- [Data excerpts]:
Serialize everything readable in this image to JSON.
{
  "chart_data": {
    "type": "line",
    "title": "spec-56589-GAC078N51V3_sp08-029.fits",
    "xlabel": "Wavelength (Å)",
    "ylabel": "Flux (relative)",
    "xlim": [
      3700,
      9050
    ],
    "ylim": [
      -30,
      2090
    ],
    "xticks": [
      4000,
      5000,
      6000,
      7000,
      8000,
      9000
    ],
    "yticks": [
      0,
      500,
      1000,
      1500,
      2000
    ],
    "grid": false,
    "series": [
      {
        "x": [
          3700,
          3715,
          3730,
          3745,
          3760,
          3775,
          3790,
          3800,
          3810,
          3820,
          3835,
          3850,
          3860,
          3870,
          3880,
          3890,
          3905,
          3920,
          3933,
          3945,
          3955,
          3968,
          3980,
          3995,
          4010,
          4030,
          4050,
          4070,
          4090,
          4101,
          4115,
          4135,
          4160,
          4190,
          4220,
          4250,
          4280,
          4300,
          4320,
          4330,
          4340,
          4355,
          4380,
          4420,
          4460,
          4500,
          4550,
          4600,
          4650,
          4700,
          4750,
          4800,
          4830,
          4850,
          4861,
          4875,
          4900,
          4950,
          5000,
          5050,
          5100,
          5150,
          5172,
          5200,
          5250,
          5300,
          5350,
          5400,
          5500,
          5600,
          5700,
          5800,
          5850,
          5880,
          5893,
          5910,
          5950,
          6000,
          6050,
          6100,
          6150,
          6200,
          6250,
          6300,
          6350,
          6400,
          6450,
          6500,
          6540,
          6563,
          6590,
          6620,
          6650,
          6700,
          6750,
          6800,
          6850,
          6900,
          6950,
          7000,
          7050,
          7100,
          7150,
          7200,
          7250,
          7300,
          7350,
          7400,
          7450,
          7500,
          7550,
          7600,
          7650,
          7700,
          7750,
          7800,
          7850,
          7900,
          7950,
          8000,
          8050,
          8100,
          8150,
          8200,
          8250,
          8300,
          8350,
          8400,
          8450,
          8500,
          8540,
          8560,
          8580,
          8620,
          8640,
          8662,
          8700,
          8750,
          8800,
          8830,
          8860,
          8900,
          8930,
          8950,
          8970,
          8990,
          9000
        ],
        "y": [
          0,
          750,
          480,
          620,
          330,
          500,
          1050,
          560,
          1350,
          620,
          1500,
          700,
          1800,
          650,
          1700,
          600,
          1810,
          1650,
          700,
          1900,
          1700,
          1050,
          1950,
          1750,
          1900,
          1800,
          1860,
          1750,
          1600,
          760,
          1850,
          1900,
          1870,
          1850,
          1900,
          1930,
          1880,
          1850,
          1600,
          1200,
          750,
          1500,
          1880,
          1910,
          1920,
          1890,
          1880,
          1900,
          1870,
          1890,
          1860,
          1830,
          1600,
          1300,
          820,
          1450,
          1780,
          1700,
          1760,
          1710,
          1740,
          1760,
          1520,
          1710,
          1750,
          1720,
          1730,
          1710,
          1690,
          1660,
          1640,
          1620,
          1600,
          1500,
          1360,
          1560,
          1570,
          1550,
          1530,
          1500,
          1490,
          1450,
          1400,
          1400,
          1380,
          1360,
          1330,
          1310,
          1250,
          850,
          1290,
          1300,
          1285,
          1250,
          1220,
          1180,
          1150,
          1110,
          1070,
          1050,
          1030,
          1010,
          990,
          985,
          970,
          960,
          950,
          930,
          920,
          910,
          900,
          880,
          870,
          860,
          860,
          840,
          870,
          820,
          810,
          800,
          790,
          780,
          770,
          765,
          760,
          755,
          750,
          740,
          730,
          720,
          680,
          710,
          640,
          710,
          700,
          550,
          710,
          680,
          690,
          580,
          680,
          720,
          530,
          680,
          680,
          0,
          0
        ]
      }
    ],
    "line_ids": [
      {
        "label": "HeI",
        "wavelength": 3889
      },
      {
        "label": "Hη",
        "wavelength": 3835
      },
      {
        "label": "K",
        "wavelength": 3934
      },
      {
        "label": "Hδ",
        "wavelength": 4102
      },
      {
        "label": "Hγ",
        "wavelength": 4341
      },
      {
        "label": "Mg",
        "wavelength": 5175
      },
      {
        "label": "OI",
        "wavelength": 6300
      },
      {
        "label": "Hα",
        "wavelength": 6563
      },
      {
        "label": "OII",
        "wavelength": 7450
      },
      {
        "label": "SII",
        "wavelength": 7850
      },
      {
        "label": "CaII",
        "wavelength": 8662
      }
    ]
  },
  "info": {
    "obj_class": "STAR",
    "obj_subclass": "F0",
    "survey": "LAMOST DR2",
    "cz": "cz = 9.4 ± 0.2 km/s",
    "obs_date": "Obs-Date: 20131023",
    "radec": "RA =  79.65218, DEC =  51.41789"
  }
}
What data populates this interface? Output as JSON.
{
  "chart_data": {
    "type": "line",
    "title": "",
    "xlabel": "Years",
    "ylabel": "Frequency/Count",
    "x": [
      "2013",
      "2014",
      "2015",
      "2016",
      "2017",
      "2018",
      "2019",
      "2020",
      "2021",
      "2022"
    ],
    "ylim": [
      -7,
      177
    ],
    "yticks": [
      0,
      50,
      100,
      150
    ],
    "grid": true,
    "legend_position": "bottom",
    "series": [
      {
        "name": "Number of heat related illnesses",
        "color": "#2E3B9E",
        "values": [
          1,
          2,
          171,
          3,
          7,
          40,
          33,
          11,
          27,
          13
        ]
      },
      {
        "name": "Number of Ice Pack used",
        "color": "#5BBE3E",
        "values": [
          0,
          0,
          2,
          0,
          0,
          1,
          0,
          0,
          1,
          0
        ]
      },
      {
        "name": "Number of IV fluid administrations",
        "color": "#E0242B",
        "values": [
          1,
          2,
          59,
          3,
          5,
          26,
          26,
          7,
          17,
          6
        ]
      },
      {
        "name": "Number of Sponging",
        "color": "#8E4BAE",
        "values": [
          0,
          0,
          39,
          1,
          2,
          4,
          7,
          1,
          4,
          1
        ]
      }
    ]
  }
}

- [What you should do]: Reproduce the whole listing word for word.

- [Exercise solution]:
Serialize everything readable in this image to JSON.
{
  "chart_data": {
    "type": "line",
    "title": "spec-56589-GAC078N51V3_sp08-029.fits",
    "xlabel": "Wavelength (Å)",
    "ylabel": "Flux (relative)",
    "xlim": [
      3700,
      9050
    ],
    "ylim": [
      -30,
      2090
    ],
    "xticks": [
      4000,
      5000,
      6000,
      7000,
      8000,
      9000
    ],
    "yticks": [
      0,
      500,
      1000,
      1500,
      2000
    ],
    "grid": false,
    "series": [
      {
        "x": [
          3700,
          3715,
          3730,
          3745,
          3760,
          3775,
          3790,
          3800,
          3810,
          3820,
          3835,
          3850,
          3860,
          3870,
          3880,
          3890,
          3905,
          3920,
          3933,
          3945,
          3955,
          3968,
          3980,
          3995,
          4010,
          4030,
          4050,
          4070,
          4090,
          4101,
          4115,
          4135,
          4160,
          4190,
          4220,
          4250,
          4280,
          4300,
          4320,
          4330,
          4340,
          4355,
          4380,
          4420,
          4460,
          4500,
          4550,
          4600,
          4650,
          4700,
          4750,
          4800,
          4830,
          4850,
          4861,
          4875,
          4900,
          4950,
          5000,
          5050,
          5100,
          5150,
          5172,
          5200,
          5250,
          5300,
          5350,
          5400,
          5500,
          5600,
          5700,
          5800,
          5850,
          5880,
          5893,
          5910,
          5950,
          6000,
          6050,
          6100,
          6150,
          6200,
          6250,
          6300,
          6350,
          6400,
          6450,
          6500,
          6540,
          6563,
          6590,
          6620,
          6650,
          6700,
          6750,
          6800,
          6850,
          6900,
          6950,
          7000,
          7050,
          7100,
          7150,
          7200,
          7250,
          7300,
          7350,
          7400,
          7450,
          7500,
          7550,
          7600,
          7650,
          7700,
          7750,
          7800,
          7850,
          7900,
          7950,
          8000,
          8050,
          8100,
          8150,
          8200,
          8250,
          8300,
          8350,
          8400,
          8450,
          8500,
          8540,
          8560,
          8580,
          8620,
          8640,
          8662,
          8700,
          8750,
          8800,
          8830,
          8860,
          8900,
          8930,
          8950,
          8970,
          8990,
          9000
        ],
        "y": [
          0,
          750,
          480,
          620,
          330,
          500,
          1050,
          560,
          1350,
          620,
          1500,
          700,
          1800,
          650,
          1700,
          600,
          1810,
          1650,
          700,
          1900,
          1700,
          1050,
          1950,
          1750,
          1900,
          1800,
          1860,
          1750,
          1600,
          760,
          1850,
          1900,
          1870,
          1850,
          1900,
          1930,
          1880,
          1850,
          1600,
          1200,
          750,
          1500,
          1880,
          1910,
          1920,
          1890,
          1880,
          1900,
          1870,
          1890,
          1860,
          1830,
          1600,
          1300,
          820,
          1450,
          1780,
          1700,
          1760,
          1710,
          1740,
          1760,
          1520,
          1710,
          1750,
          1720,
          1730,
          1710,
          1690,
          1660,
          1640,
          1620,
          1600,
          1500,
          1360,
          1560,
          1570,
          1550,
          1530,
          1500,
          1490,
          1450,
          1400,
          1400,
          1380,
          1360,
          1330,
          1310,
          1250,
          850,
          1290,
          1300,
          1285,
          1250,
          1220,
          1180,
          1150,
          1110,
          1070,
          1050,
          1030,
          1010,
          990,
          985,
          970,
          960,
          950,
          930,
          920,
          910,
          900,
          880,
          870,
          860,
          860,
          840,
          870,
          820,
          810,
          800,
          790,
          780,
          770,
          765,
          760,
          755,
          750,
          740,
          730,
          720,
          680,
          710,
          640,
          710,
          700,
          550,
          710,
          680,
          690,
          580,
          680,
          720,
          530,
          680,
          680,
          0,
          0
        ]
      }
    ],
    "line_ids": [
      {
        "label": "HeI",
        "wavelength": 3889
      },
      {
        "label": "Hη",
        "wavelength": 3835
      },
      {
        "label": "K",
        "wavelength": 3934
      },
      {
        "label": "Hδ",
        "wavelength": 4102
      },
      {
        "label": "Hγ",
        "wavelength": 4341
      },
      {
        "label": "Mg",
        "wavelength": 5175
      },
      {
        "label": "OI",
        "wavelength": 6300
      },
      {
        "label": "Hα",
        "wavelength": 6563
      },
      {
        "label": "OII",
        "wavelength": 7450
      },
      {
        "label": "SII",
        "wavelength": 7850
      },
      {
        "label": "CaII",
        "wavelength": 8662
      }
    ]
  },
  "info": {
    "obj_class": "STAR",
    "obj_subclass": "F0",
    "survey": "LAMOST DR2",
    "cz": "cz = 9.4 ± 0.2 km/s",
    "obs_date": "Obs-Date: 20131023",
    "radec": "RA =  79.65218, DEC =  51.41789"
  }
}
What data populates this interface? Output as JSON.
{
  "chart_data": {
    "type": "line",
    "title": "",
    "xlabel": "Years",
    "ylabel": "Frequency/Count",
    "x": [
      "2013",
      "2014",
      "2015",
      "2016",
      "2017",
      "2018",
      "2019",
      "2020",
      "2021",
      "2022"
    ],
    "ylim": [
      -7,
      177
    ],
    "yticks": [
      0,
      50,
      100,
      150
    ],
    "grid": true,
    "legend_position": "bottom",
    "series": [
      {
        "name": "Number of heat related illnesses",
        "color": "#2E3B9E",
        "values": [
          1,
          2,
          171,
          3,
          7,
          40,
          33,
          11,
          27,
          13
        ]
      },
      {
        "name": "Number of Ice Pack used",
        "color": "#5BBE3E",
        "values": [
          0,
          0,
          2,
          0,
          0,
          1,
          0,
          0,
          1,
          0
        ]
      },
      {
        "name": "Number of IV fluid administrations",
        "color": "#E0242B",
        "values": [
          1,
          2,
          59,
          3,
          5,
          26,
          26,
          7,
          17,
          6
        ]
      },
      {
        "name": "Number of Sponging",
        "color": "#8E4BAE",
        "values": [
          0,
          0,
          39,
          1,
          2,
          4,
          7,
          1,
          4,
          1
        ]
      }
    ]
  }
}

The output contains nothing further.